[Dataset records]

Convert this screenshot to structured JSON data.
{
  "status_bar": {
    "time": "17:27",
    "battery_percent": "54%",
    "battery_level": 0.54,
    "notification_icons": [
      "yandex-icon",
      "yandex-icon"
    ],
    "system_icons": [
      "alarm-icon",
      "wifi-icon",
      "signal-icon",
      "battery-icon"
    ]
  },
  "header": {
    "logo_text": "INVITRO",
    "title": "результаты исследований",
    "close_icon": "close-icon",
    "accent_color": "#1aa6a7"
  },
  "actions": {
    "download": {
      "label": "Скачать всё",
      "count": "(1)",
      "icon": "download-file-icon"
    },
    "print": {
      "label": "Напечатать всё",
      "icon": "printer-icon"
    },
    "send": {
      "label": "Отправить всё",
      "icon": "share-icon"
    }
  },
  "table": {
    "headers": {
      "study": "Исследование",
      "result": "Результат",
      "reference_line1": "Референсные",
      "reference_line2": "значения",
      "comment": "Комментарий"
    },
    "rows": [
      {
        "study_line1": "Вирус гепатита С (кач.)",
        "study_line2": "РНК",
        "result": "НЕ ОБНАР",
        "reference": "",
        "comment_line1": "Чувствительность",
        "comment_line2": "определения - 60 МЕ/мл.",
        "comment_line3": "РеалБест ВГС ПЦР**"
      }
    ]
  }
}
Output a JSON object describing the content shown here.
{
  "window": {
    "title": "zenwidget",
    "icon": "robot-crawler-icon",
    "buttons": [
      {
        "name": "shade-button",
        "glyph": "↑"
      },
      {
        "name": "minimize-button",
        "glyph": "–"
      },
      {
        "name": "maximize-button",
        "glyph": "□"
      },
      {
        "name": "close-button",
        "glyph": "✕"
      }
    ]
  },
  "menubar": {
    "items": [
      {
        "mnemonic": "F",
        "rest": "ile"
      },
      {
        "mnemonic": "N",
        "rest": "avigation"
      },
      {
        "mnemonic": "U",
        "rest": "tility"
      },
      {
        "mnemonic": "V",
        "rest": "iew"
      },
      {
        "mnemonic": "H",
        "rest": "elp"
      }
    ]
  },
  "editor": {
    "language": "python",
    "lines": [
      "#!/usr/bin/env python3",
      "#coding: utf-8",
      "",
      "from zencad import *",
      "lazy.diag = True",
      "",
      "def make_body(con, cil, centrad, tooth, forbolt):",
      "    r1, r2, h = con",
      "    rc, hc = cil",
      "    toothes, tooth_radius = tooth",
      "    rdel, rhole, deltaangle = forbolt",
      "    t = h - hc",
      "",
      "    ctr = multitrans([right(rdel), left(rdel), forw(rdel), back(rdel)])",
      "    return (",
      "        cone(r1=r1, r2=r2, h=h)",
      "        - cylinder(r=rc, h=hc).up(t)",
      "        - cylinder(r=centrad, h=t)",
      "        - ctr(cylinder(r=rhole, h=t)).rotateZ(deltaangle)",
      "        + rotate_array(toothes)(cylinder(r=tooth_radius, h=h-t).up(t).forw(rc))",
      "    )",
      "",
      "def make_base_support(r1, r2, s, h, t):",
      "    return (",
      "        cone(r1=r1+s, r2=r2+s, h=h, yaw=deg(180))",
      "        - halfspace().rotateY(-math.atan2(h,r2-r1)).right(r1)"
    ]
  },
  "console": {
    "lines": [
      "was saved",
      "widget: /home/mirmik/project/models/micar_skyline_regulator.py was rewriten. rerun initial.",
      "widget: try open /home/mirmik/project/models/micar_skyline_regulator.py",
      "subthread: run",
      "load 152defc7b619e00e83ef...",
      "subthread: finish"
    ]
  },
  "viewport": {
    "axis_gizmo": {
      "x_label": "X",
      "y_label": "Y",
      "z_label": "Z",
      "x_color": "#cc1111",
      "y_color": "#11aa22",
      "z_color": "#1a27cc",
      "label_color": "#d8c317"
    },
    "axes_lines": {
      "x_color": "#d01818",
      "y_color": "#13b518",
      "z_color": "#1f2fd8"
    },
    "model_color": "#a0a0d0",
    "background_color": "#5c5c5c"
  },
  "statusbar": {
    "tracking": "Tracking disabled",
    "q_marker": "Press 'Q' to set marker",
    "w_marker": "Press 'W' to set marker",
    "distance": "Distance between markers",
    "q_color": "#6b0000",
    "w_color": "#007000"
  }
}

**Problem:** Send back each record exactly as it stands.

**Written response:**
Convert this screenshot to structured JSON data.
{
  "status_bar": {
    "time": "17:27",
    "battery_percent": "54%",
    "battery_level": 0.54,
    "notification_icons": [
      "yandex-icon",
      "yandex-icon"
    ],
    "system_icons": [
      "alarm-icon",
      "wifi-icon",
      "signal-icon",
      "battery-icon"
    ]
  },
  "header": {
    "logo_text": "INVITRO",
    "title": "результаты исследований",
    "close_icon": "close-icon",
    "accent_color": "#1aa6a7"
  },
  "actions": {
    "download": {
      "label": "Скачать всё",
      "count": "(1)",
      "icon": "download-file-icon"
    },
    "print": {
      "label": "Напечатать всё",
      "icon": "printer-icon"
    },
    "send": {
      "label": "Отправить всё",
      "icon": "share-icon"
    }
  },
  "table": {
    "headers": {
      "study": "Исследование",
      "result": "Результат",
      "reference_line1": "Референсные",
      "reference_line2": "значения",
      "comment": "Комментарий"
    },
    "rows": [
      {
        "study_line1": "Вирус гепатита С (кач.)",
        "study_line2": "РНК",
        "result": "НЕ ОБНАР",
        "reference": "",
        "comment_line1": "Чувствительность",
        "comment_line2": "определения - 60 МЕ/мл.",
        "comment_line3": "РеалБест ВГС ПЦР**"
      }
    ]
  }
}
Output a JSON object describing the content shown here.
{
  "window": {
    "title": "zenwidget",
    "icon": "robot-crawler-icon",
    "buttons": [
      {
        "name": "shade-button",
        "glyph": "↑"
      },
      {
        "name": "minimize-button",
        "glyph": "–"
      },
      {
        "name": "maximize-button",
        "glyph": "□"
      },
      {
        "name": "close-button",
        "glyph": "✕"
      }
    ]
  },
  "menubar": {
    "items": [
      {
        "mnemonic": "F",
        "rest": "ile"
      },
      {
        "mnemonic": "N",
        "rest": "avigation"
      },
      {
        "mnemonic": "U",
        "rest": "tility"
      },
      {
        "mnemonic": "V",
        "rest": "iew"
      },
      {
        "mnemonic": "H",
        "rest": "elp"
      }
    ]
  },
  "editor": {
    "language": "python",
    "lines": [
      "#!/usr/bin/env python3",
      "#coding: utf-8",
      "",
      "from zencad import *",
      "lazy.diag = True",
      "",
      "def make_body(con, cil, centrad, tooth, forbolt):",
      "    r1, r2, h = con",
      "    rc, hc = cil",
      "    toothes, tooth_radius = tooth",
      "    rdel, rhole, deltaangle = forbolt",
      "    t = h - hc",
      "",
      "    ctr = multitrans([right(rdel), left(rdel), forw(rdel), back(rdel)])",
      "    return (",
      "        cone(r1=r1, r2=r2, h=h)",
      "        - cylinder(r=rc, h=hc).up(t)",
      "        - cylinder(r=centrad, h=t)",
      "        - ctr(cylinder(r=rhole, h=t)).rotateZ(deltaangle)",
      "        + rotate_array(toothes)(cylinder(r=tooth_radius, h=h-t).up(t).forw(rc))",
      "    )",
      "",
      "def make_base_support(r1, r2, s, h, t):",
      "    return (",
      "        cone(r1=r1+s, r2=r2+s, h=h, yaw=deg(180))",
      "        - halfspace().rotateY(-math.atan2(h,r2-r1)).right(r1)"
    ]
  },
  "console": {
    "lines": [
      "was saved",
      "widget: /home/mirmik/project/models/micar_skyline_regulator.py was rewriten. rerun initial.",
      "widget: try open /home/mirmik/project/models/micar_skyline_regulator.py",
      "subthread: run",
      "load 152defc7b619e00e83ef...",
      "subthread: finish"
    ]
  },
  "viewport": {
    "axis_gizmo": {
      "x_label": "X",
      "y_label": "Y",
      "z_label": "Z",
      "x_color": "#cc1111",
      "y_color": "#11aa22",
      "z_color": "#1a27cc",
      "label_color": "#d8c317"
    },
    "axes_lines": {
      "x_color": "#d01818",
      "y_color": "#13b518",
      "z_color": "#1f2fd8"
    },
    "model_color": "#a0a0d0",
    "background_color": "#5c5c5c"
  },
  "statusbar": {
    "tracking": "Tracking disabled",
    "q_marker": "Press 'Q' to set marker",
    "w_marker": "Press 'W' to set marker",
    "distance": "Distance between markers",
    "q_color": "#6b0000",
    "w_color": "#007000"
  }
}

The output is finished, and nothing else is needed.